What you will do: Copy each line in which the string "конуса" occurs.

Data provided:
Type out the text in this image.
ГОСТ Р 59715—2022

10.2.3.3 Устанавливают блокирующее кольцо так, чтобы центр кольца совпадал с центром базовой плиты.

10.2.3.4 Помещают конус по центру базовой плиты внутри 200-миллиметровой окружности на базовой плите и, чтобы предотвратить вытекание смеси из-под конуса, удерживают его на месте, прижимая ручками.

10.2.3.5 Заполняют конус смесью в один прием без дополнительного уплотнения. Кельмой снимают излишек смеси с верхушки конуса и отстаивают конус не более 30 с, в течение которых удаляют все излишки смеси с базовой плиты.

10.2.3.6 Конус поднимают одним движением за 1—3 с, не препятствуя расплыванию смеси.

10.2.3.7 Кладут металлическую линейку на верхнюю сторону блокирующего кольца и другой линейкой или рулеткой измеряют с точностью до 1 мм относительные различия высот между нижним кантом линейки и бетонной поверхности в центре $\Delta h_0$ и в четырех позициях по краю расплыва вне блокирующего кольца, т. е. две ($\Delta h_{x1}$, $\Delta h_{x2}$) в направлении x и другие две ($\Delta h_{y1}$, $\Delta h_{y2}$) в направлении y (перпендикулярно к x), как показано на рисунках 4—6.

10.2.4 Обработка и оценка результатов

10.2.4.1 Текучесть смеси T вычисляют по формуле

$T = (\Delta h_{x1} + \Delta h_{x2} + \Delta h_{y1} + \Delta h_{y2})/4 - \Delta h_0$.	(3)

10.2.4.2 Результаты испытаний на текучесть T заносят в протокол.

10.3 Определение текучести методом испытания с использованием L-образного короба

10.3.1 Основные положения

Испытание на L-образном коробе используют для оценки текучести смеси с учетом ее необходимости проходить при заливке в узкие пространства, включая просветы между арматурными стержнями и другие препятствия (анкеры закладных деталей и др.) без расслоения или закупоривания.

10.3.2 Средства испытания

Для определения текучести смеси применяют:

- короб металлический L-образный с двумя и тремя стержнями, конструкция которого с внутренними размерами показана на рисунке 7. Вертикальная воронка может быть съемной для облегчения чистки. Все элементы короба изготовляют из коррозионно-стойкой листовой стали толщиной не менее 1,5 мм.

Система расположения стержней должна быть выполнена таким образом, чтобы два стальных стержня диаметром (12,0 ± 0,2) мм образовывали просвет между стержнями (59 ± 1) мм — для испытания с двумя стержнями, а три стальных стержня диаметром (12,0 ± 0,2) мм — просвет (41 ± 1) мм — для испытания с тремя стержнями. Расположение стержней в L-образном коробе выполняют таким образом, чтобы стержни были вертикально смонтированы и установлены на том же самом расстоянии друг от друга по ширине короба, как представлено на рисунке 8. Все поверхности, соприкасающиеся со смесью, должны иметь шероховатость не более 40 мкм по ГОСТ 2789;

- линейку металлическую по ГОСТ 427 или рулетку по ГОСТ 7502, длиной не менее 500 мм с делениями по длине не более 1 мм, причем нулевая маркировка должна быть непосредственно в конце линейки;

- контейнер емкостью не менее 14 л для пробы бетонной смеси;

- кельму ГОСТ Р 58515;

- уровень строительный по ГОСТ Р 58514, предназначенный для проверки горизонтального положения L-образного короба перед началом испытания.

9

Solution to this problem:
10.2.3.4 Помещают конус по центру базовой плиты внутри 200-миллиметровой окружности на базовой плите и, чтобы предотвратить вытекание смеси из-под конуса, удерживают его на месте, прижимая ручками.
10.2.3.5 Заполняют конус смесью в один прием без дополнительного уплотнения. Кельмой снимают излишек смеси с верхушки конуса и отстаивают конус не более 30 с, в течение которых удаляют все излишки смеси с базовой плиты.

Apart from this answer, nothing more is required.